***** Records for processing *****
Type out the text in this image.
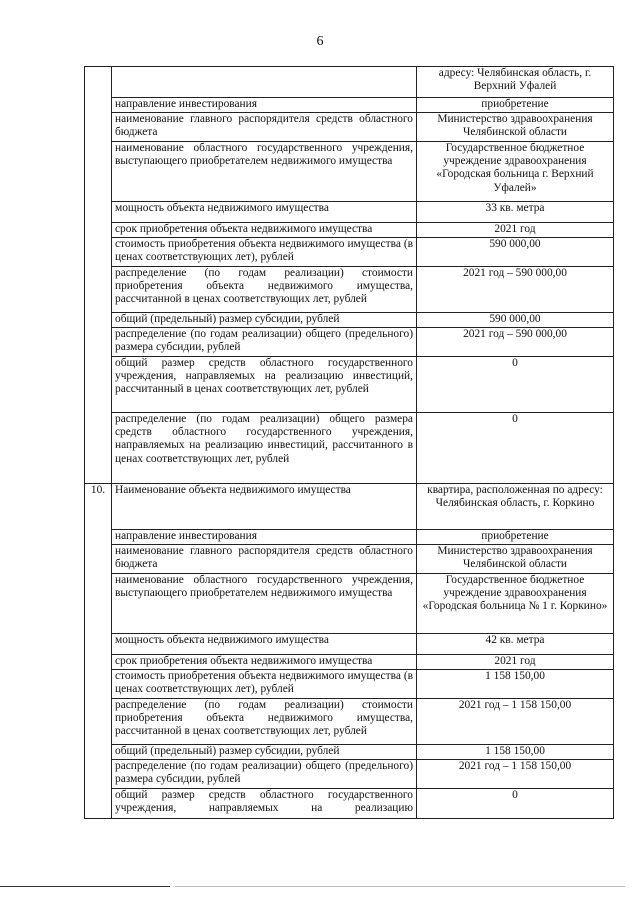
6
		адресу: Челябинская область, г. Верхний Уфалей
	направление инвестирования	приобретение
	наименование главного распорядителя средств областного бюджета	Министерство здравоохранения Челябинской области
	наименование областного государственного учреждения, выступающего приобретателем недвижимого имущества	Государственное бюджетное учреждение здравоохранения «Городская больница г. Верхний Уфалей»
	мощность объекта недвижимого имущества	33 кв. метра
	срок приобретения объекта недвижимого имущества	2021 год
	стоимость приобретения объекта недвижимого имущества (в ценах соответствующих лет), рублей	590 000,00
	распределение (по годам реализации) стоимости приобретения объекта недвижимого имущества, рассчитанной в ценах соответствующих лет, рублей	2021 год – 590 000,00
	общий (предельный) размер субсидии, рублей	590 000,00
	распределение (по годам реализации) общего (предельного) размера субсидии, рублей	2021 год – 590 000,00
	общий размер средств областного государственного учреждения, направляемых на реализацию инвестиций, рассчитанный в ценах соответствующих лет, рублей	0
	распределение (по годам реализации) общего размера средств областного государственного учреждения, направляемых на реализацию инвестиций, рассчитанного в ценах соответствующих лет, рублей	0
10.	Наименование объекта недвижимого имущества	квартира, расположенная по адресу: Челябинская область, г. Коркино
	направление инвестирования	приобретение
	наименование главного распорядителя средств областного бюджета	Министерство здравоохранения Челябинской области
	наименование областного государственного учреждения, выступающего приобретателем недвижимого имущества	Государственное бюджетное учреждение здравоохранения «Городская больница № 1 г. Коркино»
	мощность объекта недвижимого имущества	42 кв. метра
	срок приобретения объекта недвижимого имущества	2021 год
	стоимость приобретения объекта недвижимого имущества (в ценах соответствующих лет), рублей	1 158 150,00
	распределение (по годам реализации) стоимости приобретения объекта недвижимого имущества, рассчитанной в ценах соответствующих лет, рублей	2021 год – 1 158 150,00
	общий (предельный) размер субсидии, рублей	1 158 150,00
	распределение (по годам реализации) общего (предельного) размера субсидии, рублей	2021 год – 1 158 150,00
	общий размер средств областного государственного учреждения, направляемых на реализацию	0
*****
→ **Task objective**:
All the lines above are to be reproduced exactly, except the pictures.

→ **Written answer**:
Type out the text in this image.
6
		адресу: Челябинская область, г. Верхний Уфалей
	направление инвестирования	приобретение
	наименование главного распорядителя средств областного бюджета	Министерство здравоохранения Челябинской области
	наименование областного государственного учреждения, выступающего приобретателем недвижимого имущества	Государственное бюджетное учреждение здравоохранения «Городская больница г. Верхний Уфалей»
	мощность объекта недвижимого имущества	33 кв. метра
	срок приобретения объекта недвижимого имущества	2021 год
	стоимость приобретения объекта недвижимого имущества (в ценах соответствующих лет), рублей	590 000,00
	распределение (по годам реализации) стоимости приобретения объекта недвижимого имущества, рассчитанной в ценах соответствующих лет, рублей	2021 год – 590 000,00
	общий (предельный) размер субсидии, рублей	590 000,00
	распределение (по годам реализации) общего (предельного) размера субсидии, рублей	2021 год – 590 000,00
	общий размер средств областного государственного учреждения, направляемых на реализацию инвестиций, рассчитанный в ценах соответствующих лет, рублей	0
	распределение (по годам реализации) общего размера средств областного государственного учреждения, направляемых на реализацию инвестиций, рассчитанного в ценах соответствующих лет, рублей	0
10.	Наименование объекта недвижимого имущества	квартира, расположенная по адресу: Челябинская область, г. Коркино
	направление инвестирования	приобретение
	наименование главного распорядителя средств областного бюджета	Министерство здравоохранения Челябинской области
	наименование областного государственного учреждения, выступающего приобретателем недвижимого имущества	Государственное бюджетное учреждение здравоохранения «Городская больница № 1 г. Коркино»
	мощность объекта недвижимого имущества	42 кв. метра
	срок приобретения объекта недвижимого имущества	2021 год
	стоимость приобретения объекта недвижимого имущества (в ценах соответствующих лет), рублей	1 158 150,00
	распределение (по годам реализации) стоимости приобретения объекта недвижимого имущества, рассчитанной в ценах соответствующих лет, рублей	2021 год – 1 158 150,00
	общий (предельный) размер субсидии, рублей	1 158 150,00
	распределение (по годам реализации) общего (предельного) размера субсидии, рублей	2021 год – 1 158 150,00
	общий размер средств областного государственного учреждения, направляемых на реализацию	0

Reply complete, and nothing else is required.